Instruction =
From the entries below, copy every line that holds the word "marker".

Available data =
——————————
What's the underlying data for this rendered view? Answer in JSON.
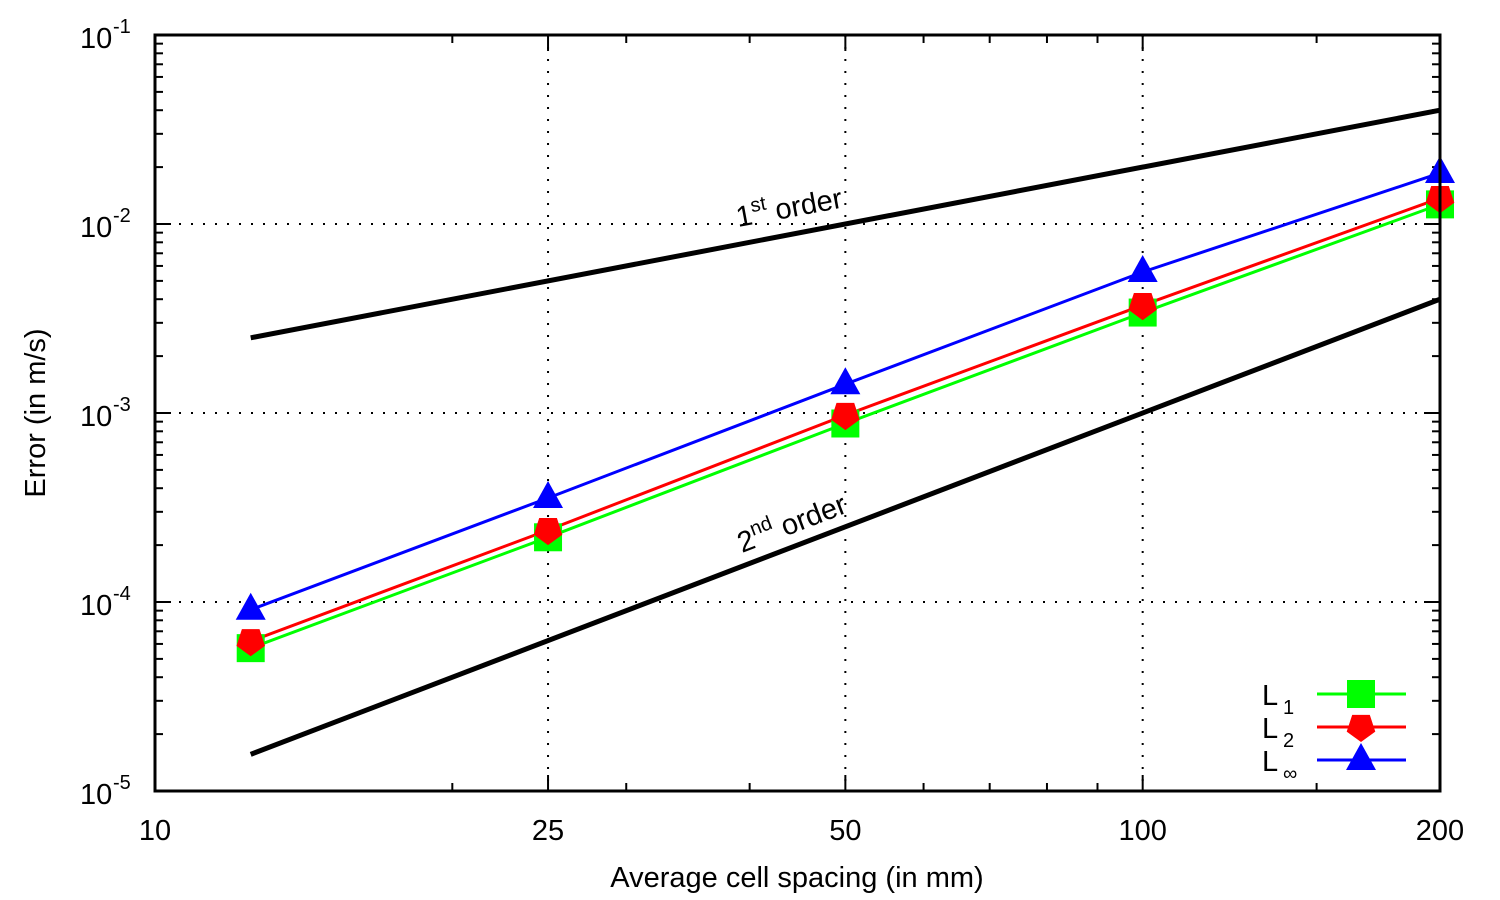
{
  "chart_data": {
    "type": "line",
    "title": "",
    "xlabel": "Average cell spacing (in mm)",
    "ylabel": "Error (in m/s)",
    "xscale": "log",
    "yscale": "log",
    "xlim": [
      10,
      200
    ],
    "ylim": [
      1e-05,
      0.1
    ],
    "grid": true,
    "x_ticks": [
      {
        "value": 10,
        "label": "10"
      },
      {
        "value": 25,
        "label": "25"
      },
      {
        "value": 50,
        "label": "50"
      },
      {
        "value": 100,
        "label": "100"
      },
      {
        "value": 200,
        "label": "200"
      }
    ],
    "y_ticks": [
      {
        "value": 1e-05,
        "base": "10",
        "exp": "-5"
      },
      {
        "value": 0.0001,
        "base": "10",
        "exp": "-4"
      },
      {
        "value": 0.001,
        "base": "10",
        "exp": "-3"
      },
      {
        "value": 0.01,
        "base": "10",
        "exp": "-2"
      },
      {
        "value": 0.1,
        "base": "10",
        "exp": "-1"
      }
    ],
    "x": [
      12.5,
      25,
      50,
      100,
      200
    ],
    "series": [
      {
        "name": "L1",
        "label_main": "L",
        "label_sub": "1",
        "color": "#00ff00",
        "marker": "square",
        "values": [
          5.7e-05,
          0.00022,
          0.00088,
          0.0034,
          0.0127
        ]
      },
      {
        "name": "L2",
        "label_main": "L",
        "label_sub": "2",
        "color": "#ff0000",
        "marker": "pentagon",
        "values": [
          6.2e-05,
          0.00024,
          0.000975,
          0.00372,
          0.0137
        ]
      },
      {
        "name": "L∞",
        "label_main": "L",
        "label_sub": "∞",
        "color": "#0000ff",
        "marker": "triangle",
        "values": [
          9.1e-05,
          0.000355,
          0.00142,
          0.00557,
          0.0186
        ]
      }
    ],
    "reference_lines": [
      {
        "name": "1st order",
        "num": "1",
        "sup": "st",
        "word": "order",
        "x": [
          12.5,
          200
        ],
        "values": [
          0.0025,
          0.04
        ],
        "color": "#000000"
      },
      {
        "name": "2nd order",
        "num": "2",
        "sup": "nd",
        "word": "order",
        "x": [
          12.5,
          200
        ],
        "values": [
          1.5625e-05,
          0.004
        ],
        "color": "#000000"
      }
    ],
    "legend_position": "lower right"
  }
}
——————————
Result of this exercise =
        "marker": "square",
        "marker": "pentagon",
        "marker": "triangle",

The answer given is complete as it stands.